Given task:
What follows is a listing; give it again exactly, in its entirety.

Provided data:

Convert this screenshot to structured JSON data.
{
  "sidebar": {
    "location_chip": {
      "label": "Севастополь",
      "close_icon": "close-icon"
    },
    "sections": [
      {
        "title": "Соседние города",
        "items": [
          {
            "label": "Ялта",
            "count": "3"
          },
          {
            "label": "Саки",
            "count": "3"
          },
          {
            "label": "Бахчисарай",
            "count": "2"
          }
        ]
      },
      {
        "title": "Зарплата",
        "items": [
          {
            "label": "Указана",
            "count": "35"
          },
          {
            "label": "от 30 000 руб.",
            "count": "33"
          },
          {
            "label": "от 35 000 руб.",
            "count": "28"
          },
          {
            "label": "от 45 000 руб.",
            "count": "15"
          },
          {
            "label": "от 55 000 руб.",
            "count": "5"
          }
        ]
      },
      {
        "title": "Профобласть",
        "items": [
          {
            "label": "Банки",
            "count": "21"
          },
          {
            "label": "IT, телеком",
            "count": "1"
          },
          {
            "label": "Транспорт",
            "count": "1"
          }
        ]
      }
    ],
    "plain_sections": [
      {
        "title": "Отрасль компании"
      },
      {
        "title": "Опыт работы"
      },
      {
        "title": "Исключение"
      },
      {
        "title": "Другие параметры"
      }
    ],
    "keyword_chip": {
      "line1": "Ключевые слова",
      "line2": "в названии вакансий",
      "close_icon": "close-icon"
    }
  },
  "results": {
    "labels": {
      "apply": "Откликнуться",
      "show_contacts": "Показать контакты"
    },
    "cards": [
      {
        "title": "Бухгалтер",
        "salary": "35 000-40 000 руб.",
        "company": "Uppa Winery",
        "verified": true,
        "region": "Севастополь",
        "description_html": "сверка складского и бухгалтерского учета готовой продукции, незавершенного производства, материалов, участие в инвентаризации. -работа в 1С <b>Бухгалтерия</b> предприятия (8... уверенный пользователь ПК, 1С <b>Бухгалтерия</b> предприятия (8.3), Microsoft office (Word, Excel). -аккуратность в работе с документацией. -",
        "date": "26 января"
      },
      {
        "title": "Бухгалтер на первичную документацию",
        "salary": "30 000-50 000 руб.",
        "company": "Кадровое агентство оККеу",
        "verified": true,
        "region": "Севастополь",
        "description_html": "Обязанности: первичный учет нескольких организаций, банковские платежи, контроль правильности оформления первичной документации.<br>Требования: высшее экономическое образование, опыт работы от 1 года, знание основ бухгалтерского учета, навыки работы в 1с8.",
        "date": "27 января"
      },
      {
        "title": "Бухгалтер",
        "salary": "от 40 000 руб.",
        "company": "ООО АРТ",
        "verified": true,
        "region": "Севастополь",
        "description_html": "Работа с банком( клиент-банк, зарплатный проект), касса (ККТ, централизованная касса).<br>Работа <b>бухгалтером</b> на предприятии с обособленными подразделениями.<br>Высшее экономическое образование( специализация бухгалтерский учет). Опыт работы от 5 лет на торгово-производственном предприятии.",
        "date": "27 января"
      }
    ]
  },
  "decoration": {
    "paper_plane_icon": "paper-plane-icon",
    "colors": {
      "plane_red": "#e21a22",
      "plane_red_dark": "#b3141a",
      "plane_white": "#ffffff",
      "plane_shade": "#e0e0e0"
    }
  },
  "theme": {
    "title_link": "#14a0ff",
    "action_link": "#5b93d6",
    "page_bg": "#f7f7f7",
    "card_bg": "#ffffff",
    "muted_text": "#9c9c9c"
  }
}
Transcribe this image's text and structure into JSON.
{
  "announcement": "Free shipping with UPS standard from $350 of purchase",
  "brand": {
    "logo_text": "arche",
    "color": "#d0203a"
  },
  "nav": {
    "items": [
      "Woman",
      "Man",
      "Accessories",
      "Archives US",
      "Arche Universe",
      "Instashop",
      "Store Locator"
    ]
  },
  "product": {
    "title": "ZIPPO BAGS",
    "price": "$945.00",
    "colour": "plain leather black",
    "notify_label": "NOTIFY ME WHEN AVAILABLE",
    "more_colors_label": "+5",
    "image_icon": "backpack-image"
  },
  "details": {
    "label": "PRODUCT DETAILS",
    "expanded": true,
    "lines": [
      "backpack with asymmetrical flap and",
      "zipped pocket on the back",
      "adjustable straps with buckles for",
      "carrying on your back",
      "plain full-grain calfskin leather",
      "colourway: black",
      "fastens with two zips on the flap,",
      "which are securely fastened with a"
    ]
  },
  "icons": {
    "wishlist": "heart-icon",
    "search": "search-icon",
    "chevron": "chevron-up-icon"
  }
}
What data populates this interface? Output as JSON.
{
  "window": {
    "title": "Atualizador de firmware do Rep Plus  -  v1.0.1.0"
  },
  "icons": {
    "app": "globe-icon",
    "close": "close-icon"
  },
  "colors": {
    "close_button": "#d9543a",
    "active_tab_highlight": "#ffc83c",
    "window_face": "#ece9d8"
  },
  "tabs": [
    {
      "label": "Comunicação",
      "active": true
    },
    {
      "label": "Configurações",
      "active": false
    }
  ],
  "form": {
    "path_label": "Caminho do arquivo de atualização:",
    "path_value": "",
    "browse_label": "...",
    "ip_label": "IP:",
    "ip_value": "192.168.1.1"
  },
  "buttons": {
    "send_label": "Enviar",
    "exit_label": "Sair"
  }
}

Problem solution:
Convert this screenshot to structured JSON data.
{
  "sidebar": {
    "location_chip": {
      "label": "Севастополь",
      "close_icon": "close-icon"
    },
    "sections": [
      {
        "title": "Соседние города",
        "items": [
          {
            "label": "Ялта",
            "count": "3"
          },
          {
            "label": "Саки",
            "count": "3"
          },
          {
            "label": "Бахчисарай",
            "count": "2"
          }
        ]
      },
      {
        "title": "Зарплата",
        "items": [
          {
            "label": "Указана",
            "count": "35"
          },
          {
            "label": "от 30 000 руб.",
            "count": "33"
          },
          {
            "label": "от 35 000 руб.",
            "count": "28"
          },
          {
            "label": "от 45 000 руб.",
            "count": "15"
          },
          {
            "label": "от 55 000 руб.",
            "count": "5"
          }
        ]
      },
      {
        "title": "Профобласть",
        "items": [
          {
            "label": "Банки",
            "count": "21"
          },
          {
            "label": "IT, телеком",
            "count": "1"
          },
          {
            "label": "Транспорт",
            "count": "1"
          }
        ]
      }
    ],
    "plain_sections": [
      {
        "title": "Отрасль компании"
      },
      {
        "title": "Опыт работы"
      },
      {
        "title": "Исключение"
      },
      {
        "title": "Другие параметры"
      }
    ],
    "keyword_chip": {
      "line1": "Ключевые слова",
      "line2": "в названии вакансий",
      "close_icon": "close-icon"
    }
  },
  "results": {
    "labels": {
      "apply": "Откликнуться",
      "show_contacts": "Показать контакты"
    },
    "cards": [
      {
        "title": "Бухгалтер",
        "salary": "35 000-40 000 руб.",
        "company": "Uppa Winery",
        "verified": true,
        "region": "Севастополь",
        "description_html": "сверка складского и бухгалтерского учета готовой продукции, незавершенного производства, материалов, участие в инвентаризации. -работа в 1С <b>Бухгалтерия</b> предприятия (8... уверенный пользователь ПК, 1С <b>Бухгалтерия</b> предприятия (8.3), Microsoft office (Word, Excel). -аккуратность в работе с документацией. -",
        "date": "26 января"
      },
      {
        "title": "Бухгалтер на первичную документацию",
        "salary": "30 000-50 000 руб.",
        "company": "Кадровое агентство оККеу",
        "verified": true,
        "region": "Севастополь",
        "description_html": "Обязанности: первичный учет нескольких организаций, банковские платежи, контроль правильности оформления первичной документации.<br>Требования: высшее экономическое образование, опыт работы от 1 года, знание основ бухгалтерского учета, навыки работы в 1с8.",
        "date": "27 января"
      },
      {
        "title": "Бухгалтер",
        "salary": "от 40 000 руб.",
        "company": "ООО АРТ",
        "verified": true,
        "region": "Севастополь",
        "description_html": "Работа с банком( клиент-банк, зарплатный проект), касса (ККТ, централизованная касса).<br>Работа <b>бухгалтером</b> на предприятии с обособленными подразделениями.<br>Высшее экономическое образование( специализация бухгалтерский учет). Опыт работы от 5 лет на торгово-производственном предприятии.",
        "date": "27 января"
      }
    ]
  },
  "decoration": {
    "paper_plane_icon": "paper-plane-icon",
    "colors": {
      "plane_red": "#e21a22",
      "plane_red_dark": "#b3141a",
      "plane_white": "#ffffff",
      "plane_shade": "#e0e0e0"
    }
  },
  "theme": {
    "title_link": "#14a0ff",
    "action_link": "#5b93d6",
    "page_bg": "#f7f7f7",
    "card_bg": "#ffffff",
    "muted_text": "#9c9c9c"
  }
}
Transcribe this image's text and structure into JSON.
{
  "announcement": "Free shipping with UPS standard from $350 of purchase",
  "brand": {
    "logo_text": "arche",
    "color": "#d0203a"
  },
  "nav": {
    "items": [
      "Woman",
      "Man",
      "Accessories",
      "Archives US",
      "Arche Universe",
      "Instashop",
      "Store Locator"
    ]
  },
  "product": {
    "title": "ZIPPO BAGS",
    "price": "$945.00",
    "colour": "plain leather black",
    "notify_label": "NOTIFY ME WHEN AVAILABLE",
    "more_colors_label": "+5",
    "image_icon": "backpack-image"
  },
  "details": {
    "label": "PRODUCT DETAILS",
    "expanded": true,
    "lines": [
      "backpack with asymmetrical flap and",
      "zipped pocket on the back",
      "adjustable straps with buckles for",
      "carrying on your back",
      "plain full-grain calfskin leather",
      "colourway: black",
      "fastens with two zips on the flap,",
      "which are securely fastened with a"
    ]
  },
  "icons": {
    "wishlist": "heart-icon",
    "search": "search-icon",
    "chevron": "chevron-up-icon"
  }
}
What data populates this interface? Output as JSON.
{
  "window": {
    "title": "Atualizador de firmware do Rep Plus  -  v1.0.1.0"
  },
  "icons": {
    "app": "globe-icon",
    "close": "close-icon"
  },
  "colors": {
    "close_button": "#d9543a",
    "active_tab_highlight": "#ffc83c",
    "window_face": "#ece9d8"
  },
  "tabs": [
    {
      "label": "Comunicação",
      "active": true
    },
    {
      "label": "Configurações",
      "active": false
    }
  ],
  "form": {
    "path_label": "Caminho do arquivo de atualização:",
    "path_value": "",
    "browse_label": "...",
    "ip_label": "IP:",
    "ip_value": "192.168.1.1"
  },
  "buttons": {
    "send_label": "Enviar",
    "exit_label": "Sair"
  }
}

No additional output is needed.